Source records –
_ _ _ _ _ _ _
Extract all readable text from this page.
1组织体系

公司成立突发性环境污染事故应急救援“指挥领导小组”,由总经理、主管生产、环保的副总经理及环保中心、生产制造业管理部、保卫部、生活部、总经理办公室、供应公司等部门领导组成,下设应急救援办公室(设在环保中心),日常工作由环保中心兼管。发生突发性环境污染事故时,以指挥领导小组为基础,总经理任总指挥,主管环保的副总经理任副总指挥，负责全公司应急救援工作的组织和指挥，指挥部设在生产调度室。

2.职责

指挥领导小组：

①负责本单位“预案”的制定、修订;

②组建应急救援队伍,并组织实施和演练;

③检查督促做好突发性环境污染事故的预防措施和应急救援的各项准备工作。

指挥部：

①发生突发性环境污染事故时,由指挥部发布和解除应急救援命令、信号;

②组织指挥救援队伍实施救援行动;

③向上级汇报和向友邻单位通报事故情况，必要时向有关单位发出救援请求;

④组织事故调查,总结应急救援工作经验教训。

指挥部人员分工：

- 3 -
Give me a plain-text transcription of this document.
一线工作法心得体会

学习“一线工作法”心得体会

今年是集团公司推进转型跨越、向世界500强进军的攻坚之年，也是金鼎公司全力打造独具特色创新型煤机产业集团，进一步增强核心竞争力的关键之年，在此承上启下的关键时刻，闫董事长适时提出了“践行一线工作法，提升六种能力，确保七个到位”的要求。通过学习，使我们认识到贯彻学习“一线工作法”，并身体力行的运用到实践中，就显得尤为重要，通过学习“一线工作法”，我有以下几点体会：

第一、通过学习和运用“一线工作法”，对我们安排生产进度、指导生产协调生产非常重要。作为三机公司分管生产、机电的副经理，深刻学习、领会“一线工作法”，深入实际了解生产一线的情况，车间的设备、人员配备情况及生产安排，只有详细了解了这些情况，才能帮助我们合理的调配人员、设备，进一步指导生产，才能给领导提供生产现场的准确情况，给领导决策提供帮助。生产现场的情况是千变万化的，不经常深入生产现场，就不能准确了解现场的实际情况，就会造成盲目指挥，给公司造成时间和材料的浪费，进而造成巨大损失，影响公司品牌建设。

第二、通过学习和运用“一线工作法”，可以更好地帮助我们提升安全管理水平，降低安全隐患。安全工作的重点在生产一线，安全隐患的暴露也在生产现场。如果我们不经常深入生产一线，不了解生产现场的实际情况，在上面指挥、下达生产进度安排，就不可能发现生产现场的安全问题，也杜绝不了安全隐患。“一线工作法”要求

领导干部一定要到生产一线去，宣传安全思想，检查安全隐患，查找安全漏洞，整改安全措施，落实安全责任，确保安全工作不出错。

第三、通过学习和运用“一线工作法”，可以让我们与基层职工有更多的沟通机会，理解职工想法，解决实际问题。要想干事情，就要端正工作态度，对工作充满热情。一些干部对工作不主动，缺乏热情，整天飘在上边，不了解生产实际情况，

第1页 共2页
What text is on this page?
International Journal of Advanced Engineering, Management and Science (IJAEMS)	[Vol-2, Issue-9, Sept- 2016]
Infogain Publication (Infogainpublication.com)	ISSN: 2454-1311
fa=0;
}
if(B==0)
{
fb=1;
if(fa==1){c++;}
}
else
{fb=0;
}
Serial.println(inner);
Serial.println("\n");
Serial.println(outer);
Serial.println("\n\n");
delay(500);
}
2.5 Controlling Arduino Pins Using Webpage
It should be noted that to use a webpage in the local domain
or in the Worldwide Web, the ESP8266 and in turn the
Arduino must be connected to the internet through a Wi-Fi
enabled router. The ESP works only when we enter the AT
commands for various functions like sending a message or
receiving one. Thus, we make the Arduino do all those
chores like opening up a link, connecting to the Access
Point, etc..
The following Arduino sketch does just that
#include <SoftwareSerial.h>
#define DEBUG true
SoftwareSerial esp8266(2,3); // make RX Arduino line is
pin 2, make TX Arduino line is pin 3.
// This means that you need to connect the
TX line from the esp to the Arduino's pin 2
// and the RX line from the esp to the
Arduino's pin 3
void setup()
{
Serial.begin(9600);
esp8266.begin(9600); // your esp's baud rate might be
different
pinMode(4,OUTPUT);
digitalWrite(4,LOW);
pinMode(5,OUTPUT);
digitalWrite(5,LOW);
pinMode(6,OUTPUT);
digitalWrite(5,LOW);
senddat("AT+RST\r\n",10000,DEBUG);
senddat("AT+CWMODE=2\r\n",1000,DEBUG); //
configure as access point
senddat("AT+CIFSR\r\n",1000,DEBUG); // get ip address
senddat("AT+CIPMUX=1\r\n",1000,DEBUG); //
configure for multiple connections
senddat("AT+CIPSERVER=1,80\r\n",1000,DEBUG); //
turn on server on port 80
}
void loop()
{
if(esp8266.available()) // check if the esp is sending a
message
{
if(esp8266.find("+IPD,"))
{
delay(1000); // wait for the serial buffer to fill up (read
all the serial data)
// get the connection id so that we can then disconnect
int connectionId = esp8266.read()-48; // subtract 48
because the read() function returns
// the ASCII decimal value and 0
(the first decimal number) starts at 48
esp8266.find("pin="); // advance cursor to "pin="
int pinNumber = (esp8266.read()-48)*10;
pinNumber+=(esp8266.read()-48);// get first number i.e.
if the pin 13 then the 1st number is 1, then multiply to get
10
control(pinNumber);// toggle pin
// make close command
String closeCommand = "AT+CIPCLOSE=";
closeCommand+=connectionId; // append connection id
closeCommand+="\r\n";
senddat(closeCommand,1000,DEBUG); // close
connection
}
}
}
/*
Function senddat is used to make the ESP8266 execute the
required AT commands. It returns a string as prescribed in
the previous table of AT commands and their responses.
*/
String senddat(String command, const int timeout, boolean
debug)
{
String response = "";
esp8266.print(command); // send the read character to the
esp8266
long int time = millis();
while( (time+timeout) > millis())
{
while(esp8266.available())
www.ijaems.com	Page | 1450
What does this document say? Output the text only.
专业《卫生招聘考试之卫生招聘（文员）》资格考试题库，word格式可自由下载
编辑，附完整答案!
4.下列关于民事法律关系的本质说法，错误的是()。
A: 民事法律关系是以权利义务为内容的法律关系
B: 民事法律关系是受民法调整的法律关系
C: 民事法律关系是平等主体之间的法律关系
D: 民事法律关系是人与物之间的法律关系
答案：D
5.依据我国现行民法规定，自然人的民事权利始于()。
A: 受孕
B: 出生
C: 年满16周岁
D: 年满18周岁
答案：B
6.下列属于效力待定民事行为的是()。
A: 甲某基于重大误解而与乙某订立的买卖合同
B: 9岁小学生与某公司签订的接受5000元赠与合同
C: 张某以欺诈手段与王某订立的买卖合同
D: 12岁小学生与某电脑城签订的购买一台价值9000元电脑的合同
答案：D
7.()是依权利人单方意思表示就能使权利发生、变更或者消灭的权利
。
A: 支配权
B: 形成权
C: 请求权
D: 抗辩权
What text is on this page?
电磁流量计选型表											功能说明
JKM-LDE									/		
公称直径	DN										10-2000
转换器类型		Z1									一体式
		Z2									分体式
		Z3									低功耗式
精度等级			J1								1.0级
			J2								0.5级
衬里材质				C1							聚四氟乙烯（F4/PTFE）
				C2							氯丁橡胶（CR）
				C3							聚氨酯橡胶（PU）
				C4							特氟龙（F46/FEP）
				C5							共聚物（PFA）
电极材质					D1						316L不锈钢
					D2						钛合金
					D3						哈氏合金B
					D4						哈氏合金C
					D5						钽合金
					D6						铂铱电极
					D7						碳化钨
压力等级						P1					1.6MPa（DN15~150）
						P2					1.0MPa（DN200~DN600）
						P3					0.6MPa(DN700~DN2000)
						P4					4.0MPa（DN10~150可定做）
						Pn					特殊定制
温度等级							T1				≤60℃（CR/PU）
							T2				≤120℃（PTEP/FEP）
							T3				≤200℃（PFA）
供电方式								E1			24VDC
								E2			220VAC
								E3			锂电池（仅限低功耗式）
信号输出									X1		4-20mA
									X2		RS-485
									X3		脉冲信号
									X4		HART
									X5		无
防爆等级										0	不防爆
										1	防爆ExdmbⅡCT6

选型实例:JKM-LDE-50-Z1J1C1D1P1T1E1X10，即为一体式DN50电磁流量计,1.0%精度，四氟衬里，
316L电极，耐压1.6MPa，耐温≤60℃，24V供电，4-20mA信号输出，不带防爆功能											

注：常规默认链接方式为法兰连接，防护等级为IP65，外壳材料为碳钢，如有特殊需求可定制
_ _ _ _ _ _ _
EXERCISE DIRECTIONS –
Gather each line in these records that contains the string "Arduino".

RESPONSE TO THIS EXERCISE –
2.5 Controlling Arduino Pins Using Webpage
Arduino must be connected to the internet through a Wi-Fi
receiving one. Thus, we make the Arduino do all those
The following Arduino sketch does just that
SoftwareSerial esp8266(2,3); // make RX Arduino line is
pin 2, make TX Arduino line is pin 3.
TX line from the esp to the Arduino's pin 2
Arduino's pin 3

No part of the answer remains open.